**PROVIDED DATA**

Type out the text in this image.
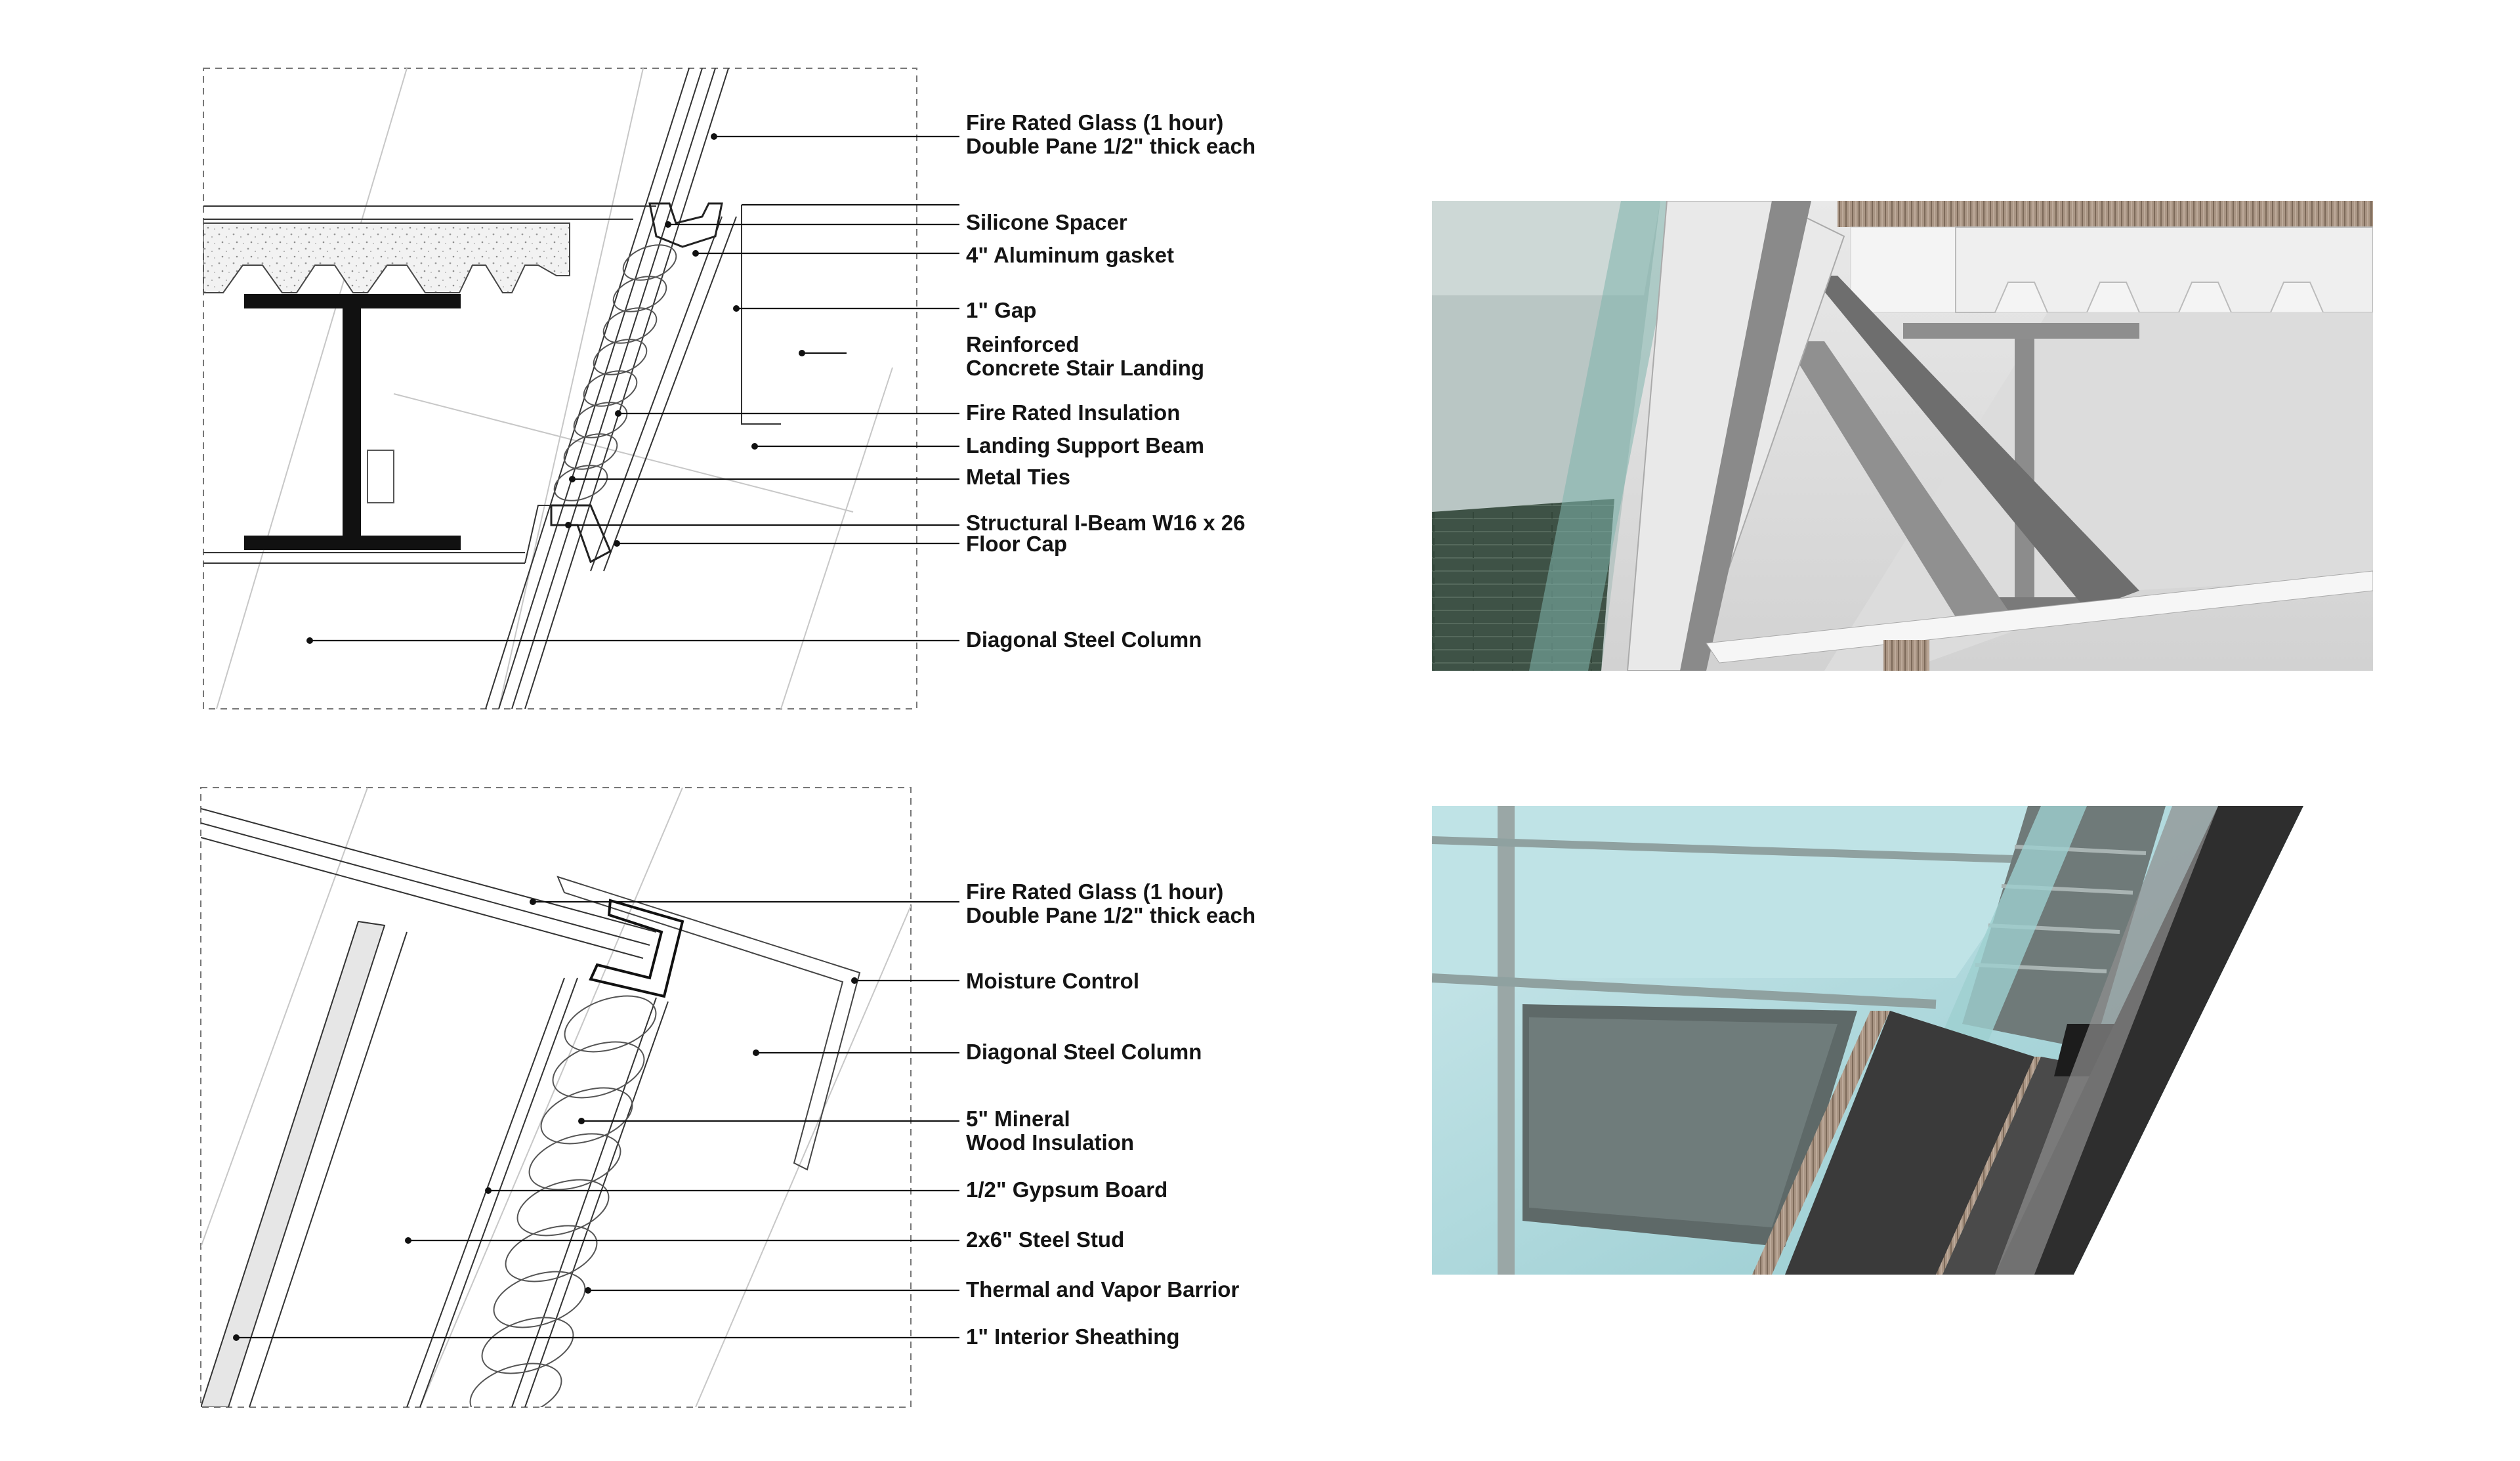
Fire Rated Glass (1 hour)
Double Pane 1/2" thick each
Silicone Spacer
4" Aluminum gasket
1" Gap
Reinforced
Concrete Stair Landing
Fire Rated Insulation
Landing Support Beam
Metal Ties
Structural I-Beam W16 x 26
Floor Cap
Diagonal Steel Column
Fire Rated Glass (1 hour)
Double Pane 1/2" thick each
Moisture Control
Diagonal Steel Column
5" Mineral
Wood Insulation
1/2" Gypsum Board
2x6" Steel Stud
Thermal and Vapor Barrior
1" Interior Sheathing
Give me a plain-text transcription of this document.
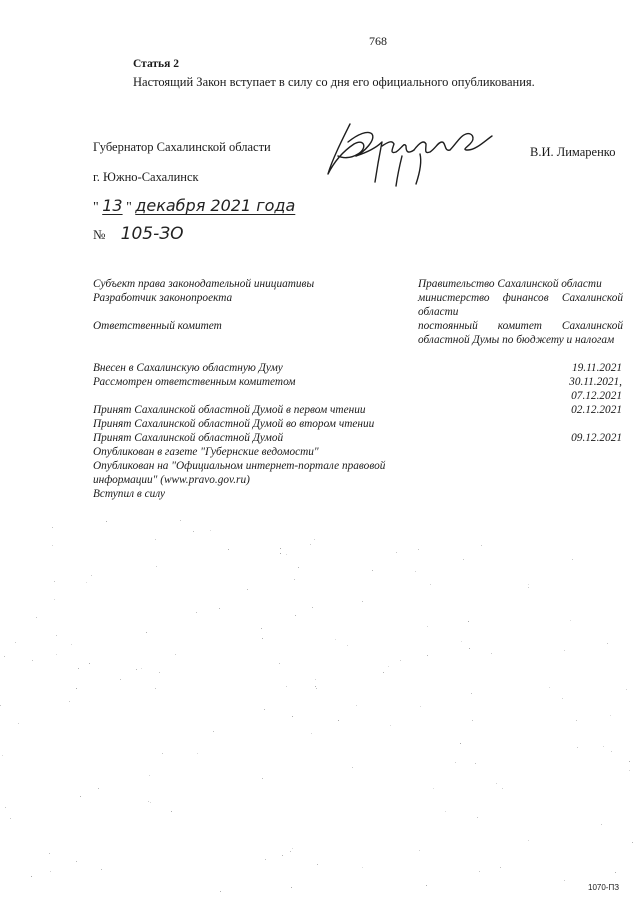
768
Статья 2
Настоящий Закон вступает в силу со дня его официального опубликования.
Губернатор Сахалинской области	В.И. Лимаренко
г. Южно-Сахалинск
" 13 " декабря 2021 года
№ 105-ЗО
Субъект права законодательной инициативы	Правительство Сахалинской области
Разработчик законопроекта	министерство финансов Сахалинской области
Ответственный комитет	постоянный комитет Сахалинской областной Думы по бюджету и налогам
Внесен в Сахалинскую областную Думу	19.11.2021
Рассмотрен ответственным комитетом	30.11.2021,
07.12.2021
Принят Сахалинской областной Думой в первом чтении	02.12.2021
Принят Сахалинской областной Думой во втором чтении
Принят Сахалинской областной Думой	09.12.2021
Опубликован в газете "Губернские ведомости"
Опубликован на "Официальном интернет-портале правовой
информации" (www.pravo.gov.ru)
Вступил в силу
1070-ПЗ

**TASK INSTRUCTIONS**
Return all lines containing the word "this".

**ANSWER IN FULL**
Type out the text in this image.
Give me a plain-text transcription of this document.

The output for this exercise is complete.